* THE PROBLEM *
Reproduce each record below exactly as written.

# # #

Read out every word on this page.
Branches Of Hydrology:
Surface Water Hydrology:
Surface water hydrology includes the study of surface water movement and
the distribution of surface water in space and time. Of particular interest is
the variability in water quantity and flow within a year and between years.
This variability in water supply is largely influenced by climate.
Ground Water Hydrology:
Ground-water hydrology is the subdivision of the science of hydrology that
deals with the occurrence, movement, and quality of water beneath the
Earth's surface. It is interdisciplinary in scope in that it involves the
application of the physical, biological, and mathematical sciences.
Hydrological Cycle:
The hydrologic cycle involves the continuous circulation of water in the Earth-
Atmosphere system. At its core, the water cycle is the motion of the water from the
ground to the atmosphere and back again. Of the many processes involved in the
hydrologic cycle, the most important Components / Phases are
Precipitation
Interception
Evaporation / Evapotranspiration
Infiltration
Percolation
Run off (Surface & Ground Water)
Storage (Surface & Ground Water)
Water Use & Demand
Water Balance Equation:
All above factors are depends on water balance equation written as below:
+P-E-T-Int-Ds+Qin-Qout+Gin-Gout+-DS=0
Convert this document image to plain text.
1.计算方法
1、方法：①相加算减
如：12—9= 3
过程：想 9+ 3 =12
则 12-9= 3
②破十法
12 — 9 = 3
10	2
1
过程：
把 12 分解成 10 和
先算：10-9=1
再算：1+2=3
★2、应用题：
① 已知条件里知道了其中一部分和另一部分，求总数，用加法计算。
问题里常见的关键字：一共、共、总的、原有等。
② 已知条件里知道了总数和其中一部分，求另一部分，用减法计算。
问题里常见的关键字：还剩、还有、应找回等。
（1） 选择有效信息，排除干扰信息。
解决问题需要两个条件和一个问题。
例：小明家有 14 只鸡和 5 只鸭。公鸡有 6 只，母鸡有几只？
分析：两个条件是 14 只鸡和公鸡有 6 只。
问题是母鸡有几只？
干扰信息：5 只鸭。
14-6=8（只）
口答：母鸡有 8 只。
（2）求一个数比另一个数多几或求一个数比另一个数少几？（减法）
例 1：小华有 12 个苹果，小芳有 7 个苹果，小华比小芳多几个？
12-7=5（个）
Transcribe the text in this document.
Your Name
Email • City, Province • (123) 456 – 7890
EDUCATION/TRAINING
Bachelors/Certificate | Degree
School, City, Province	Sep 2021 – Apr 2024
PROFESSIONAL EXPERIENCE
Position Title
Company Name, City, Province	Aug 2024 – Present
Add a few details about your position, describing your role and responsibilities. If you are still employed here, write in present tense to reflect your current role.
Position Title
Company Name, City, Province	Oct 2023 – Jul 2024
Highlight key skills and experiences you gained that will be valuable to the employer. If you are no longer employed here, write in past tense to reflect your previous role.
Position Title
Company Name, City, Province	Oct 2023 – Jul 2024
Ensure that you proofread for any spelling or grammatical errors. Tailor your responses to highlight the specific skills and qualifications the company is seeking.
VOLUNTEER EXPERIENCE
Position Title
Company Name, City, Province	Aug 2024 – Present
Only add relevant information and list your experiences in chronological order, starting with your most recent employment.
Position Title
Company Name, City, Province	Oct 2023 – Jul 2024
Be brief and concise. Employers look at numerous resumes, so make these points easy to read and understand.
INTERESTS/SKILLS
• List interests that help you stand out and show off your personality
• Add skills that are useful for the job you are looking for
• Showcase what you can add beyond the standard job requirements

# # #

* EXERCISE RESULT *
Read out every word on this page.
Branches Of Hydrology:
Surface Water Hydrology:
Surface water hydrology includes the study of surface water movement and
the distribution of surface water in space and time. Of particular interest is
the variability in water quantity and flow within a year and between years.
This variability in water supply is largely influenced by climate.
Ground Water Hydrology:
Ground-water hydrology is the subdivision of the science of hydrology that
deals with the occurrence, movement, and quality of water beneath the
Earth's surface. It is interdisciplinary in scope in that it involves the
application of the physical, biological, and mathematical sciences.
Hydrological Cycle:
The hydrologic cycle involves the continuous circulation of water in the Earth-
Atmosphere system. At its core, the water cycle is the motion of the water from the
ground to the atmosphere and back again. Of the many processes involved in the
hydrologic cycle, the most important Components / Phases are
Precipitation
Interception
Evaporation / Evapotranspiration
Infiltration
Percolation
Run off (Surface & Ground Water)
Storage (Surface & Ground Water)
Water Use & Demand
Water Balance Equation:
All above factors are depends on water balance equation written as below:
+P-E-T-Int-Ds+Qin-Qout+Gin-Gout+-DS=0
Convert this document image to plain text.
1.计算方法
1、方法：①相加算减
如：12—9= 3
过程：想 9+ 3 =12
则 12-9= 3
②破十法
12 — 9 = 3
10	2
1
过程：
把 12 分解成 10 和
先算：10-9=1
再算：1+2=3
★2、应用题：
① 已知条件里知道了其中一部分和另一部分，求总数，用加法计算。
问题里常见的关键字：一共、共、总的、原有等。
② 已知条件里知道了总数和其中一部分，求另一部分，用减法计算。
问题里常见的关键字：还剩、还有、应找回等。
（1） 选择有效信息，排除干扰信息。
解决问题需要两个条件和一个问题。
例：小明家有 14 只鸡和 5 只鸭。公鸡有 6 只，母鸡有几只？
分析：两个条件是 14 只鸡和公鸡有 6 只。
问题是母鸡有几只？
干扰信息：5 只鸭。
14-6=8（只）
口答：母鸡有 8 只。
（2）求一个数比另一个数多几或求一个数比另一个数少几？（减法）
例 1：小华有 12 个苹果，小芳有 7 个苹果，小华比小芳多几个？
12-7=5（个）
Transcribe the text in this document.
Your Name
Email • City, Province • (123) 456 – 7890
EDUCATION/TRAINING
Bachelors/Certificate | Degree
School, City, Province	Sep 2021 – Apr 2024
PROFESSIONAL EXPERIENCE
Position Title
Company Name, City, Province	Aug 2024 – Present
Add a few details about your position, describing your role and responsibilities. If you are still employed here, write in present tense to reflect your current role.
Position Title
Company Name, City, Province	Oct 2023 – Jul 2024
Highlight key skills and experiences you gained that will be valuable to the employer. If you are no longer employed here, write in past tense to reflect your previous role.
Position Title
Company Name, City, Province	Oct 2023 – Jul 2024
Ensure that you proofread for any spelling or grammatical errors. Tailor your responses to highlight the specific skills and qualifications the company is seeking.
VOLUNTEER EXPERIENCE
Position Title
Company Name, City, Province	Aug 2024 – Present
Only add relevant information and list your experiences in chronological order, starting with your most recent employment.
Position Title
Company Name, City, Province	Oct 2023 – Jul 2024
Be brief and concise. Employers look at numerous resumes, so make these points easy to read and understand.
INTERESTS/SKILLS
• List interests that help you stand out and show off your personality
• Add skills that are useful for the job you are looking for
• Showcase what you can add beyond the standard job requirements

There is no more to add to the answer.